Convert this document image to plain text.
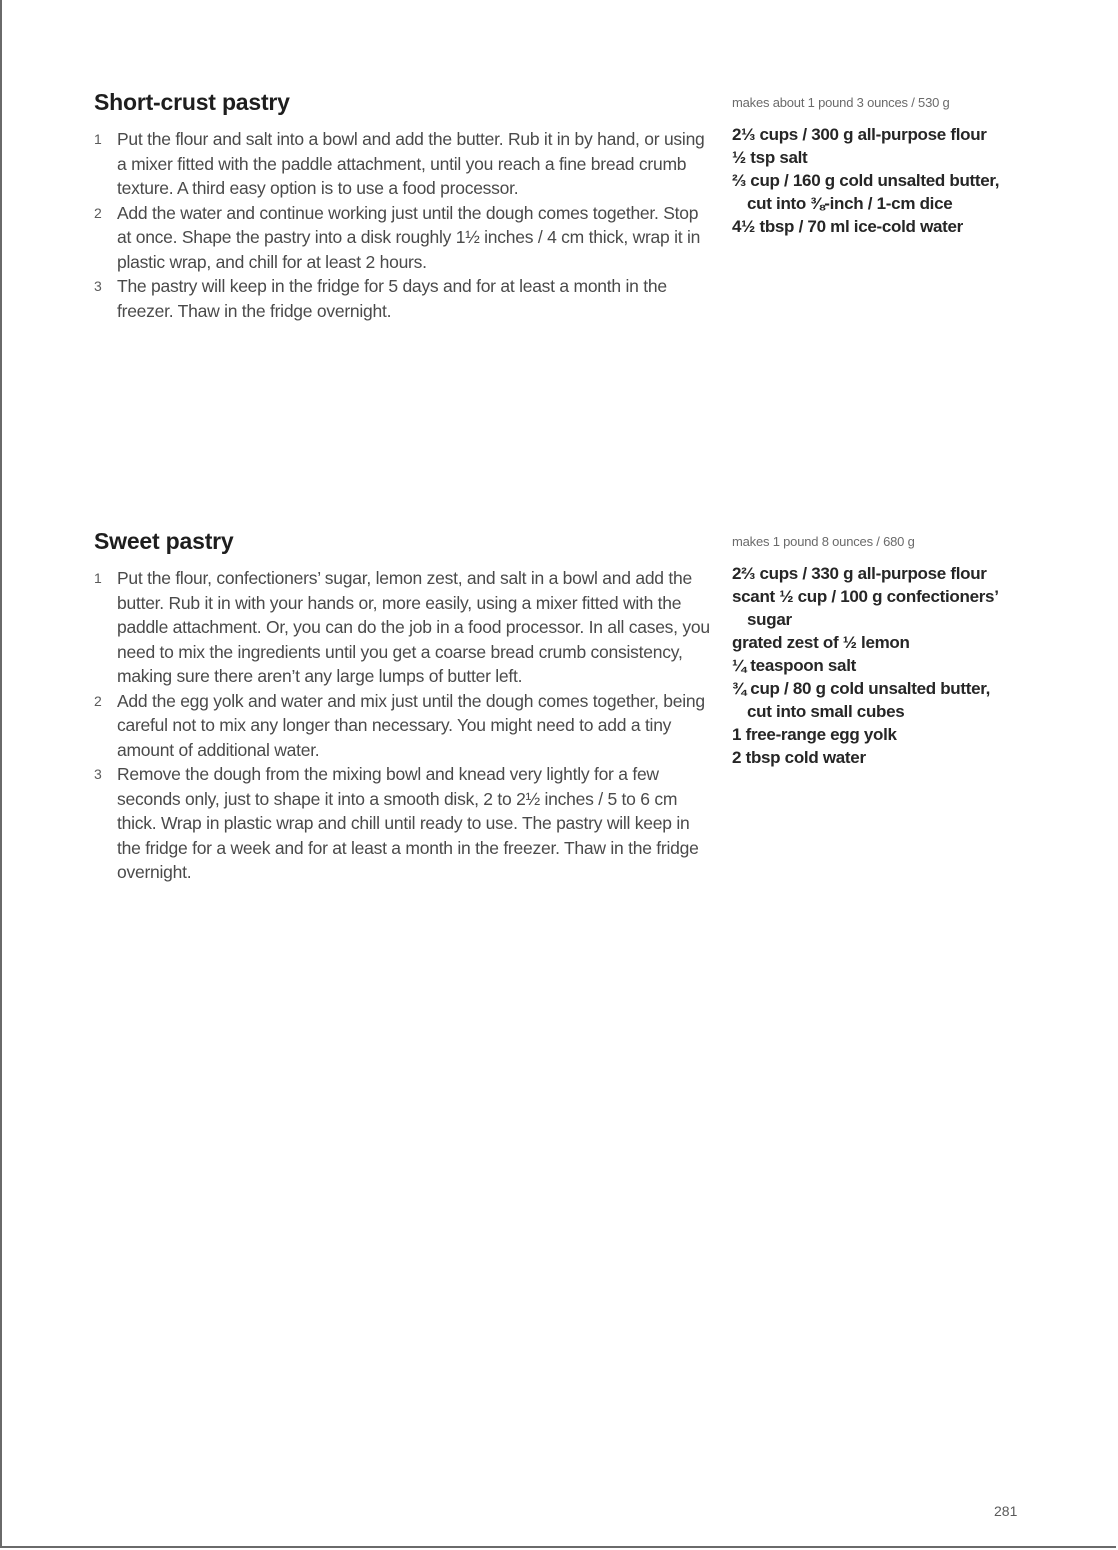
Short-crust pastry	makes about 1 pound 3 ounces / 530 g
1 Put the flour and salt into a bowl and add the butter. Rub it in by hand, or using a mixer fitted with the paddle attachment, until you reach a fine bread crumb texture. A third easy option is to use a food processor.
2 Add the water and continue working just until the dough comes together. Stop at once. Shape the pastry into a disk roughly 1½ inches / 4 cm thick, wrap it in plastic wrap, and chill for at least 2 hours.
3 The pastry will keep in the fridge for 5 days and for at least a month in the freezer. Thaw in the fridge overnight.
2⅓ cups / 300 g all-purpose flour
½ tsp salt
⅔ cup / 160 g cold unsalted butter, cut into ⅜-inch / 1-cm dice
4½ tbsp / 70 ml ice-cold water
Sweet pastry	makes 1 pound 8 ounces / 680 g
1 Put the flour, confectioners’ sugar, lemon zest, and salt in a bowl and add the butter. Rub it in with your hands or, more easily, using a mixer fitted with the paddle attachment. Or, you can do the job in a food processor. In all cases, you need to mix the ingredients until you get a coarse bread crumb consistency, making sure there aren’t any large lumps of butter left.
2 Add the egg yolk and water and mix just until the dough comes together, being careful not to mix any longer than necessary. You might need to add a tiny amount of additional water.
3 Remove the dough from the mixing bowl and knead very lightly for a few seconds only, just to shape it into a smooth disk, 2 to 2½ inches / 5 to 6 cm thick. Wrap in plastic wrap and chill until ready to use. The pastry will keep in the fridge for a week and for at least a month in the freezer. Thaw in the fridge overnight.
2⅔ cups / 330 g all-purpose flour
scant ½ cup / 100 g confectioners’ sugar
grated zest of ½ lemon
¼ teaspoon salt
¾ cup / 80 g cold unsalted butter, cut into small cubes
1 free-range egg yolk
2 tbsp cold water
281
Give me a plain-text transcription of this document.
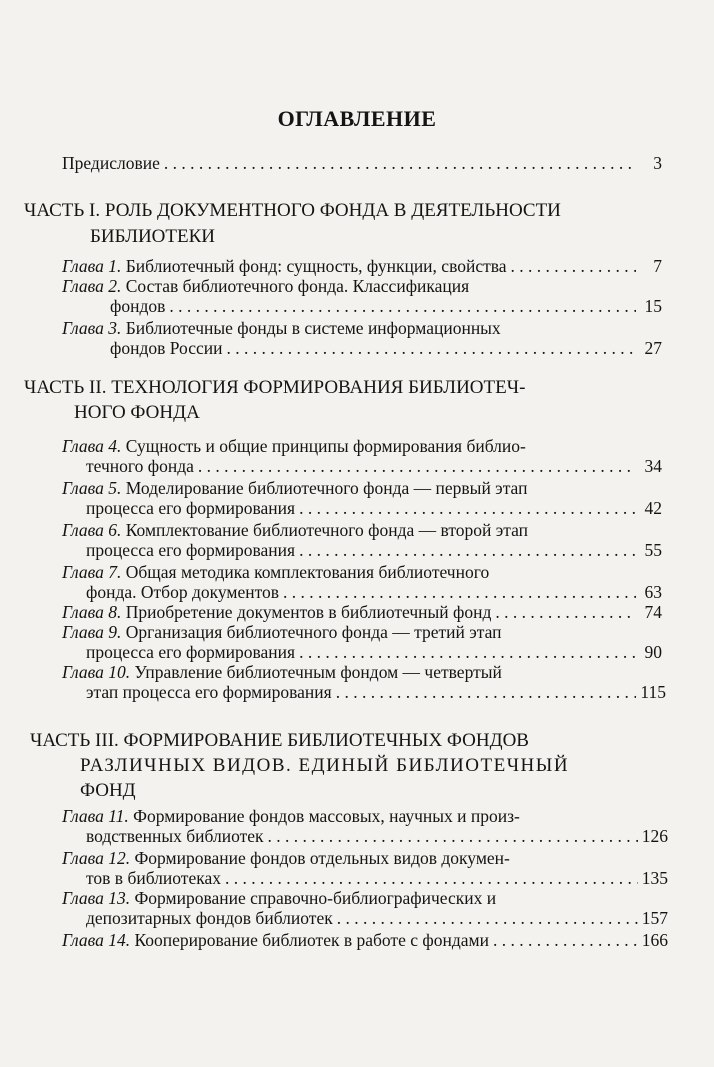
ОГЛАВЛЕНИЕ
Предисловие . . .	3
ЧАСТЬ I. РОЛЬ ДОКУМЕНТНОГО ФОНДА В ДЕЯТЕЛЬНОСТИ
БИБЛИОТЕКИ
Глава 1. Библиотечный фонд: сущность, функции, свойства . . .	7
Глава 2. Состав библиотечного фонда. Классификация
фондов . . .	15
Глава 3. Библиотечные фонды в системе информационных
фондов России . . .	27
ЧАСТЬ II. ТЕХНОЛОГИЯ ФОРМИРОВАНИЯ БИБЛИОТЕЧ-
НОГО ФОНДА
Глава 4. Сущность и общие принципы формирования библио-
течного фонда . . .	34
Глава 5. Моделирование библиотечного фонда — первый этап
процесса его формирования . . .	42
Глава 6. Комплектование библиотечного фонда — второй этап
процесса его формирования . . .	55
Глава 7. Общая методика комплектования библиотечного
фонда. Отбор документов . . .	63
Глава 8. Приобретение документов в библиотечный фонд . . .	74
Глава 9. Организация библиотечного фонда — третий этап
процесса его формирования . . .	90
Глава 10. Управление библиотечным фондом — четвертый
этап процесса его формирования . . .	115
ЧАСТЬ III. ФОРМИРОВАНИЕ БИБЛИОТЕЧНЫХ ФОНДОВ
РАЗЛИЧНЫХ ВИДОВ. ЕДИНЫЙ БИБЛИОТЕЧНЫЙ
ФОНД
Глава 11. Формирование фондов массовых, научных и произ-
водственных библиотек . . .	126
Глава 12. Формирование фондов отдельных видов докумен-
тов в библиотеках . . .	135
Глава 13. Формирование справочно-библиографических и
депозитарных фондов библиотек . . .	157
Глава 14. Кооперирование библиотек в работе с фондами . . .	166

--*--

- What you are asked to do -
Show all lines from the data above in which the word "purpose" appears.

- Expected output -
2⅓ cups / 300 g all-purpose flour
2⅔ cups / 330 g all-purpose flour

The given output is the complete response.